# Stated task
What follows are records. Restate all of them word for word.

(Stored items from a collection)
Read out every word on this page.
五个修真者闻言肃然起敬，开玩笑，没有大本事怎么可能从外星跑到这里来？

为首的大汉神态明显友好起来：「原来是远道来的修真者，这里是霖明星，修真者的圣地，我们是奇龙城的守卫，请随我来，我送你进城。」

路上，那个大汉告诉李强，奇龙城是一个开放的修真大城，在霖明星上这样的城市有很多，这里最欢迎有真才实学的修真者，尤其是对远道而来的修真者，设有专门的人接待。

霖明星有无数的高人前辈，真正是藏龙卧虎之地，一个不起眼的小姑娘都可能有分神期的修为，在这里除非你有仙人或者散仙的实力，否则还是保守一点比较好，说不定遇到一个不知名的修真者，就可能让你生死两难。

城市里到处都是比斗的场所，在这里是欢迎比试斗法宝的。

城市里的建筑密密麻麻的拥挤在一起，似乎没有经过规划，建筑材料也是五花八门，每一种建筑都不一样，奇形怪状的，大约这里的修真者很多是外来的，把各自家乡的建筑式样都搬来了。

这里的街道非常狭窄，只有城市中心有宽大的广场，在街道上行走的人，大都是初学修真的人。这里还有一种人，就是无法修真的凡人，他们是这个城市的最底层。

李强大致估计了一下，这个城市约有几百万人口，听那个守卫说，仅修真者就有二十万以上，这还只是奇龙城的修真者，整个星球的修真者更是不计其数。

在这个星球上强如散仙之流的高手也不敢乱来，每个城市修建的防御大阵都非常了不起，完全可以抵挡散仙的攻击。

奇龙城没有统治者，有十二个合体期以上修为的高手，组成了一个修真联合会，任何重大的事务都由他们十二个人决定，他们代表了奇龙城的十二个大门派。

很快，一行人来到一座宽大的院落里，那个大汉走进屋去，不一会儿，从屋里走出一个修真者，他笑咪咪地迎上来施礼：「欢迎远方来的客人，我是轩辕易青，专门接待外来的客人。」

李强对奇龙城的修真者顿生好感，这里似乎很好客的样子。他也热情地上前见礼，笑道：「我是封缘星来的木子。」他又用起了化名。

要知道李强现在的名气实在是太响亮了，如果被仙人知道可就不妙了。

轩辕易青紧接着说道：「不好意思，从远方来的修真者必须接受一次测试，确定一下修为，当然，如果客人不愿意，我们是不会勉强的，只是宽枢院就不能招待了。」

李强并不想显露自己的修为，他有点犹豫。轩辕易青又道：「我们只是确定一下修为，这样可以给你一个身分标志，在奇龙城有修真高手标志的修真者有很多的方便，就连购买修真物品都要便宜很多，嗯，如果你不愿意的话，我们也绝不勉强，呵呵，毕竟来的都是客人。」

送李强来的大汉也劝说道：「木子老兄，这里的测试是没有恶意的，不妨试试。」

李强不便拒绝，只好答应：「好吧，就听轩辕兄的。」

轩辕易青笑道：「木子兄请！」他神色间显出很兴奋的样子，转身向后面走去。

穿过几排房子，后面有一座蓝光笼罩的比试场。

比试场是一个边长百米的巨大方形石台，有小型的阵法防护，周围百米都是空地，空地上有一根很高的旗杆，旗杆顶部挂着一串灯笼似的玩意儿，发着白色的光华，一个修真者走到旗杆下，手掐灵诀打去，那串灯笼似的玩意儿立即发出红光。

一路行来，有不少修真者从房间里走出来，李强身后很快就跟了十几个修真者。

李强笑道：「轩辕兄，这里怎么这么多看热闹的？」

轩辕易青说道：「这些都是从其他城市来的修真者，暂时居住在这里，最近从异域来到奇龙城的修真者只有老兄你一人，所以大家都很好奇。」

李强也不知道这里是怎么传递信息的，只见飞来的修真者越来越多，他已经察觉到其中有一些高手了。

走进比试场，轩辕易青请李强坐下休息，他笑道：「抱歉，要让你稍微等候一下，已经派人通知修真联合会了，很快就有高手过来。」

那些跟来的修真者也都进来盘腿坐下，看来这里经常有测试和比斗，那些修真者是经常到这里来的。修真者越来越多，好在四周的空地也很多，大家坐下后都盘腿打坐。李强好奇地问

# Exercise solution
Read out every word on this page.
五个修真者闻言肃然起敬，开玩笑，没有大本事怎么可能从外星跑到这里来？

为首的大汉神态明显友好起来：「原来是远道来的修真者，这里是霖明星，修真者的圣地，我们是奇龙城的守卫，请随我来，我送你进城。」

路上，那个大汉告诉李强，奇龙城是一个开放的修真大城，在霖明星上这样的城市有很多，这里最欢迎有真才实学的修真者，尤其是对远道而来的修真者，设有专门的人接待。

霖明星有无数的高人前辈，真正是藏龙卧虎之地，一个不起眼的小姑娘都可能有分神期的修为，在这里除非你有仙人或者散仙的实力，否则还是保守一点比较好，说不定遇到一个不知名的修真者，就可能让你生死两难。

城市里到处都是比斗的场所，在这里是欢迎比试斗法宝的。

城市里的建筑密密麻麻的拥挤在一起，似乎没有经过规划，建筑材料也是五花八门，每一种建筑都不一样，奇形怪状的，大约这里的修真者很多是外来的，把各自家乡的建筑式样都搬来了。

这里的街道非常狭窄，只有城市中心有宽大的广场，在街道上行走的人，大都是初学修真的人。这里还有一种人，就是无法修真的凡人，他们是这个城市的最底层。

李强大致估计了一下，这个城市约有几百万人口，听那个守卫说，仅修真者就有二十万以上，这还只是奇龙城的修真者，整个星球的修真者更是不计其数。

在这个星球上强如散仙之流的高手也不敢乱来，每个城市修建的防御大阵都非常了不起，完全可以抵挡散仙的攻击。

奇龙城没有统治者，有十二个合体期以上修为的高手，组成了一个修真联合会，任何重大的事务都由他们十二个人决定，他们代表了奇龙城的十二个大门派。

很快，一行人来到一座宽大的院落里，那个大汉走进屋去，不一会儿，从屋里走出一个修真者，他笑咪咪地迎上来施礼：「欢迎远方来的客人，我是轩辕易青，专门接待外来的客人。」

李强对奇龙城的修真者顿生好感，这里似乎很好客的样子。他也热情地上前见礼，笑道：「我是封缘星来的木子。」他又用起了化名。

要知道李强现在的名气实在是太响亮了，如果被仙人知道可就不妙了。

轩辕易青紧接着说道：「不好意思，从远方来的修真者必须接受一次测试，确定一下修为，当然，如果客人不愿意，我们是不会勉强的，只是宽枢院就不能招待了。」

李强并不想显露自己的修为，他有点犹豫。轩辕易青又道：「我们只是确定一下修为，这样可以给你一个身分标志，在奇龙城有修真高手标志的修真者有很多的方便，就连购买修真物品都要便宜很多，嗯，如果你不愿意的话，我们也绝不勉强，呵呵，毕竟来的都是客人。」

送李强来的大汉也劝说道：「木子老兄，这里的测试是没有恶意的，不妨试试。」

李强不便拒绝，只好答应：「好吧，就听轩辕兄的。」

轩辕易青笑道：「木子兄请！」他神色间显出很兴奋的样子，转身向后面走去。

穿过几排房子，后面有一座蓝光笼罩的比试场。

比试场是一个边长百米的巨大方形石台，有小型的阵法防护，周围百米都是空地，空地上有一根很高的旗杆，旗杆顶部挂着一串灯笼似的玩意儿，发着白色的光华，一个修真者走到旗杆下，手掐灵诀打去，那串灯笼似的玩意儿立即发出红光。

一路行来，有不少修真者从房间里走出来，李强身后很快就跟了十几个修真者。

李强笑道：「轩辕兄，这里怎么这么多看热闹的？」

轩辕易青说道：「这些都是从其他城市来的修真者，暂时居住在这里，最近从异域来到奇龙城的修真者只有老兄你一人，所以大家都很好奇。」

李强也不知道这里是怎么传递信息的，只见飞来的修真者越来越多，他已经察觉到其中有一些高手了。

走进比试场，轩辕易青请李强坐下休息，他笑道：「抱歉，要让你稍微等候一下，已经派人通知修真联合会了，很快就有高手过来。」

那些跟来的修真者也都进来盘腿坐下，看来这里经常有测试和比斗，那些修真者是经常到这里来的。修真者越来越多，好在四周的空地也很多，大家坐下后都盘腿打坐。李强好奇地问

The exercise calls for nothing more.